#### Exercise task:
Select every line containing the word "Electricity" from the material, and copy those lines.
== Material for the task
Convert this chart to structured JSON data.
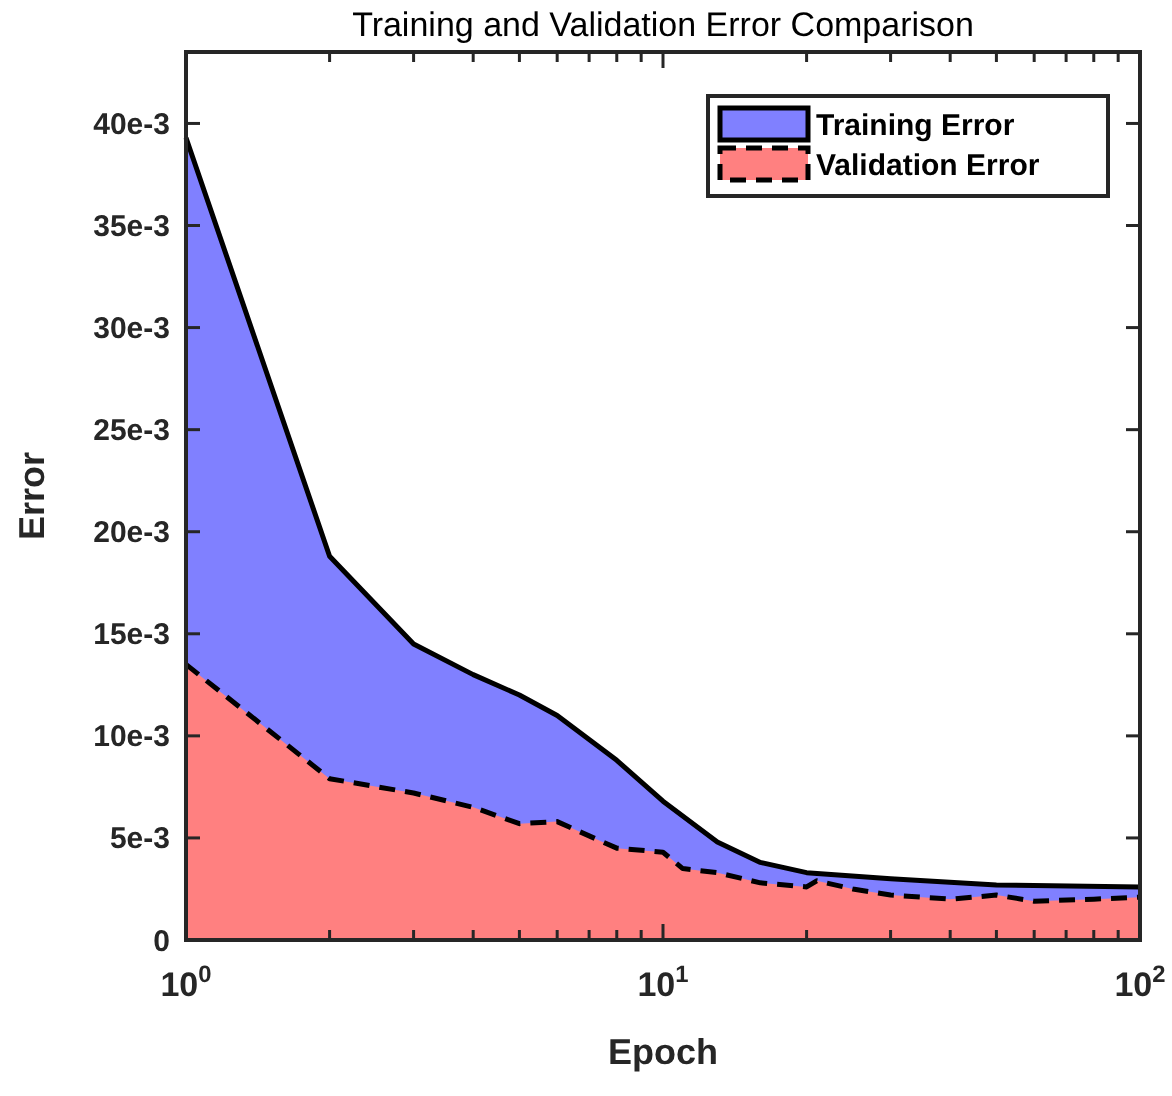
{
  "chart_data": {
    "type": "area",
    "title": "Training and Validation Error Comparison",
    "xlabel": "Epoch",
    "ylabel": "Error",
    "log": "x",
    "legend": "top right",
    "xlim": [
      1,
      100
    ],
    "ylim": [
      0,
      0.0435
    ],
    "xticks": [
      {
        "value": 1,
        "label": "10$^{0}$"
      },
      {
        "value": 2,
        "label": null
      },
      {
        "value": 3,
        "label": null
      },
      {
        "value": 4,
        "label": null
      },
      {
        "value": 5,
        "label": null
      },
      {
        "value": 6,
        "label": null
      },
      {
        "value": 7,
        "label": null
      },
      {
        "value": 8,
        "label": null
      },
      {
        "value": 9,
        "label": null
      },
      {
        "value": 10,
        "label": "10$^{1}$"
      },
      {
        "value": 20,
        "label": null
      },
      {
        "value": 30,
        "label": null
      },
      {
        "value": 40,
        "label": null
      },
      {
        "value": 50,
        "label": null
      },
      {
        "value": 60,
        "label": null
      },
      {
        "value": 70,
        "label": null
      },
      {
        "value": 80,
        "label": null
      },
      {
        "value": 90,
        "label": null
      },
      {
        "value": 100,
        "label": "10$^{2}$"
      }
    ],
    "yticks": [
      0,
      {
        "value": 0.005,
        "label": "5e-3"
      },
      {
        "value": 0.01,
        "label": "10e-3"
      },
      {
        "value": 0.015,
        "label": "15e-3"
      },
      {
        "value": 0.02,
        "label": "20e-3"
      },
      {
        "value": 0.025,
        "label": "25e-3"
      },
      {
        "value": 0.03,
        "label": "30e-3"
      },
      {
        "value": 0.035,
        "label": "35e-3"
      },
      {
        "value": 0.04,
        "label": "40e-3"
      }
    ],
    "series": [
      {
        "name": "Training Error",
        "color": "#8080ff",
        "line_style": "solid",
        "x": [
          1,
          2,
          3,
          4,
          5,
          6,
          8,
          10,
          13,
          16,
          20,
          30,
          50,
          100
        ],
        "values": [
          0.0393,
          0.0188,
          0.0145,
          0.013,
          0.012,
          0.011,
          0.0088,
          0.0068,
          0.0048,
          0.0038,
          0.0033,
          0.003,
          0.0027,
          0.0026
        ]
      },
      {
        "name": "Validation Error",
        "color": "#ff8080",
        "line_style": "dashed",
        "x": [
          1,
          2,
          3,
          4,
          5,
          6,
          7,
          8,
          10,
          11,
          13,
          16,
          20,
          21,
          25,
          30,
          40,
          50,
          60,
          80,
          100
        ],
        "values": [
          0.0135,
          0.0079,
          0.0072,
          0.0065,
          0.0057,
          0.0058,
          0.0051,
          0.0045,
          0.0043,
          0.0035,
          0.0033,
          0.0028,
          0.0026,
          0.0029,
          0.0025,
          0.0022,
          0.002,
          0.0022,
          0.0019,
          0.002,
          0.0021
        ]
      }
    ]
  }
}
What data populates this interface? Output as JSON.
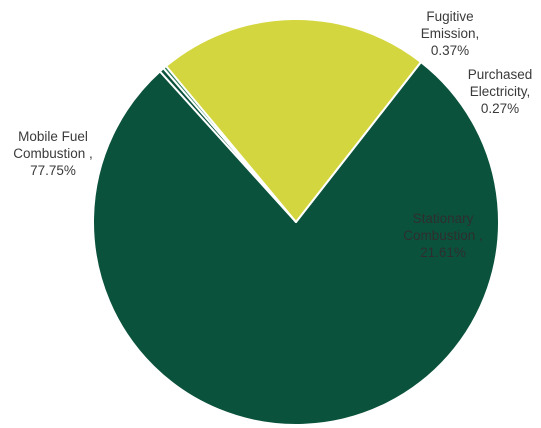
{
  "chart_data": {
    "type": "pie",
    "title": "",
    "slices": [
      {
        "name": "Mobile Fuel Combustion",
        "value": 77.75,
        "label_lines": [
          "Mobile Fuel",
          "Combustion ,",
          "77.75%"
        ],
        "color": "#0b523c"
      },
      {
        "name": "Fugitive Emission",
        "value": 0.37,
        "label_lines": [
          "Fugitive",
          "Emission,",
          "0.37%"
        ],
        "color": "#0b523c"
      },
      {
        "name": "Purchased Electricity",
        "value": 0.27,
        "label_lines": [
          "Purchased",
          "Electricity,",
          "0.27%"
        ],
        "color": "#2e7d5b"
      },
      {
        "name": "Stationary Combustion",
        "value": 21.61,
        "label_lines": [
          "Stationary",
          "Combustion ,",
          "21.61%"
        ],
        "color": "#d4d63f"
      }
    ],
    "legend": "none"
  }
}
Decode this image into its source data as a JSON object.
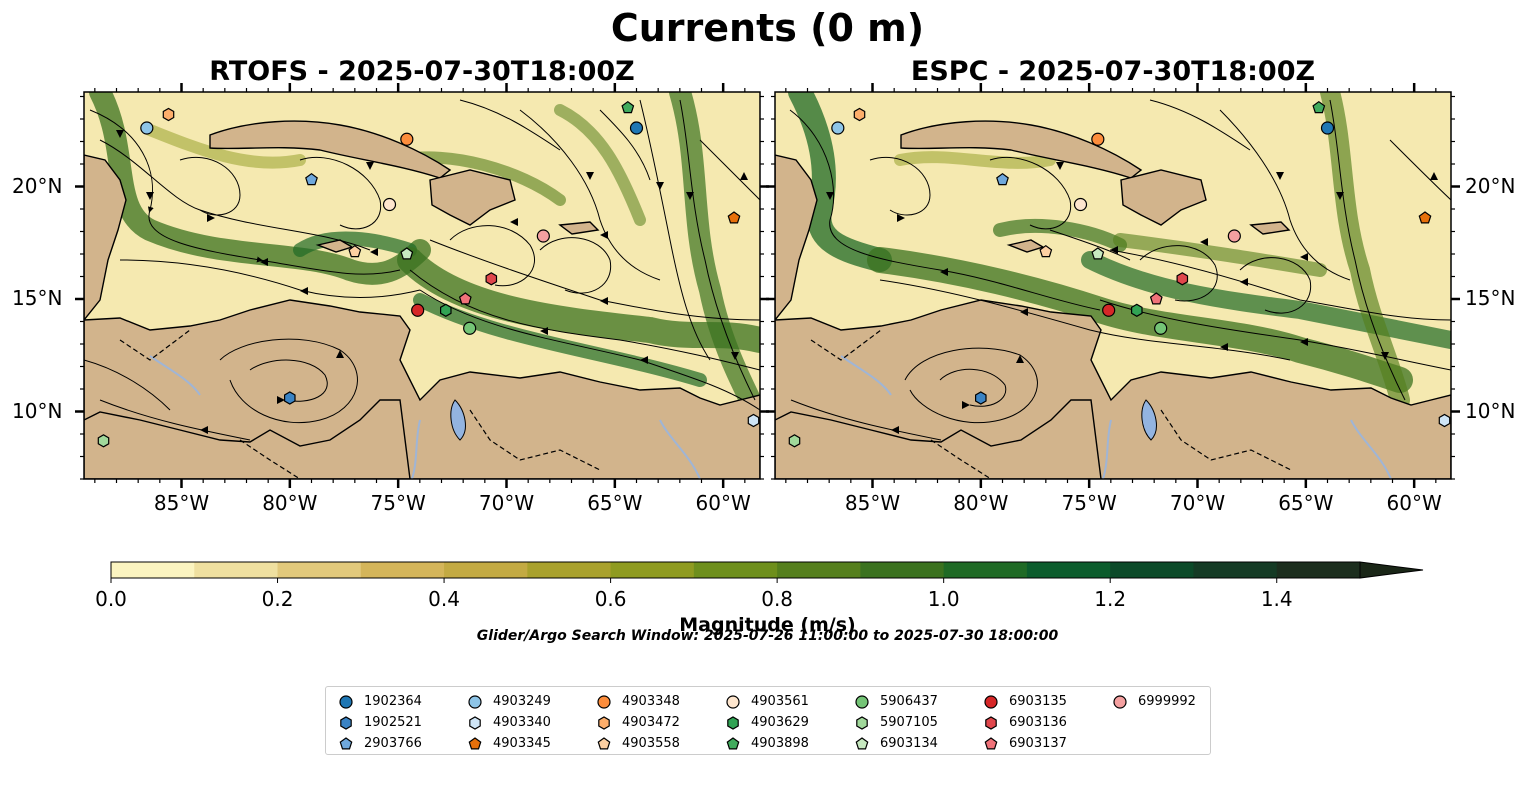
{
  "title": "Currents (0 m)",
  "panels": [
    {
      "name": "rtofs",
      "title": "RTOFS - 2025-07-30T18:00Z"
    },
    {
      "name": "espc",
      "title": "ESPC - 2025-07-30T18:00Z"
    }
  ],
  "axes": {
    "lon_ticks": [
      "85°W",
      "80°W",
      "75°W",
      "70°W",
      "65°W",
      "60°W"
    ],
    "lon_values": [
      -85,
      -80,
      -75,
      -70,
      -65,
      -60
    ],
    "lat_ticks": [
      "20°N",
      "15°N",
      "10°N"
    ],
    "lat_values": [
      20,
      15,
      10
    ],
    "lon_range": [
      -89.5,
      -58.3
    ],
    "lat_range": [
      7.0,
      24.2
    ]
  },
  "colorbar": {
    "label": "Magnitude (m/s)",
    "ticks": [
      "0.0",
      "0.2",
      "0.4",
      "0.6",
      "0.8",
      "1.0",
      "1.2",
      "1.4"
    ],
    "tick_values": [
      0,
      0.2,
      0.4,
      0.6,
      0.8,
      1.0,
      1.2,
      1.4
    ],
    "max": 1.5,
    "colors": [
      "#fbf4c0",
      "#efe0a0",
      "#e2c97c",
      "#d4b55a",
      "#c3aa43",
      "#a9a12d",
      "#8f9b20",
      "#6e8f1c",
      "#557f1d",
      "#3b721f",
      "#1f6a25",
      "#0b5c2c",
      "#0c4a29",
      "#153b25",
      "#1c2e1e"
    ]
  },
  "window_note": "Glider/Argo Search Window: 2025-07-26 11:00:00 to 2025-07-30 18:00:00",
  "colors": {
    "land": "#d2b48c",
    "lake": "#93b4e0",
    "river": "#9fb5d6",
    "ocean_base": "#f5e9b0"
  },
  "floats": [
    {
      "id": "1902364",
      "marker": "circle",
      "color": "#1f77b4",
      "lon": -64.0,
      "lat": 22.6
    },
    {
      "id": "1902521",
      "marker": "hexagon",
      "color": "#3a83c4",
      "lon": -80.0,
      "lat": 10.6
    },
    {
      "id": "2903766",
      "marker": "pentagon",
      "color": "#6fa8dc",
      "lon": -79.0,
      "lat": 20.3
    },
    {
      "id": "4903249",
      "marker": "circle",
      "color": "#8ec5e8",
      "lon": -86.6,
      "lat": 22.6
    },
    {
      "id": "4903340",
      "marker": "hexagon",
      "color": "#cfe5f6",
      "lon": -58.6,
      "lat": 9.6
    },
    {
      "id": "4903345",
      "marker": "pentagon",
      "color": "#e8700a",
      "lon": -59.5,
      "lat": 18.6
    },
    {
      "id": "4903348",
      "marker": "circle",
      "color": "#fd8d3c",
      "lon": -74.6,
      "lat": 22.1
    },
    {
      "id": "4903472",
      "marker": "hexagon",
      "color": "#fdae6b",
      "lon": -85.6,
      "lat": 23.2
    },
    {
      "id": "4903558",
      "marker": "pentagon",
      "color": "#fdd0a2",
      "lon": -77.0,
      "lat": 17.1
    },
    {
      "id": "4903561",
      "marker": "circle",
      "color": "#fee6ce",
      "lon": -75.4,
      "lat": 19.2
    },
    {
      "id": "4903629",
      "marker": "hexagon",
      "color": "#31a354",
      "lon": -72.8,
      "lat": 14.5
    },
    {
      "id": "4903898",
      "marker": "pentagon",
      "color": "#41ab5d",
      "lon": -64.4,
      "lat": 23.5
    },
    {
      "id": "5906437",
      "marker": "circle",
      "color": "#74c476",
      "lon": -71.7,
      "lat": 13.7
    },
    {
      "id": "5907105",
      "marker": "hexagon",
      "color": "#a1d99b",
      "lon": -88.6,
      "lat": 8.7
    },
    {
      "id": "6903134",
      "marker": "pentagon",
      "color": "#c7e9c0",
      "lon": -74.6,
      "lat": 17.0
    },
    {
      "id": "6903135",
      "marker": "circle",
      "color": "#d62728",
      "lon": -74.1,
      "lat": 14.5
    },
    {
      "id": "6903136",
      "marker": "hexagon",
      "color": "#e0474c",
      "lon": -70.7,
      "lat": 15.9
    },
    {
      "id": "6903137",
      "marker": "pentagon",
      "color": "#f07279",
      "lon": -71.9,
      "lat": 15.0
    },
    {
      "id": "6999992",
      "marker": "circle",
      "color": "#f4a0a0",
      "lon": -68.3,
      "lat": 17.8
    }
  ]
}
====
#### Response for this exercise:
        "name": "Purchased Electricity",
          "Electricity,",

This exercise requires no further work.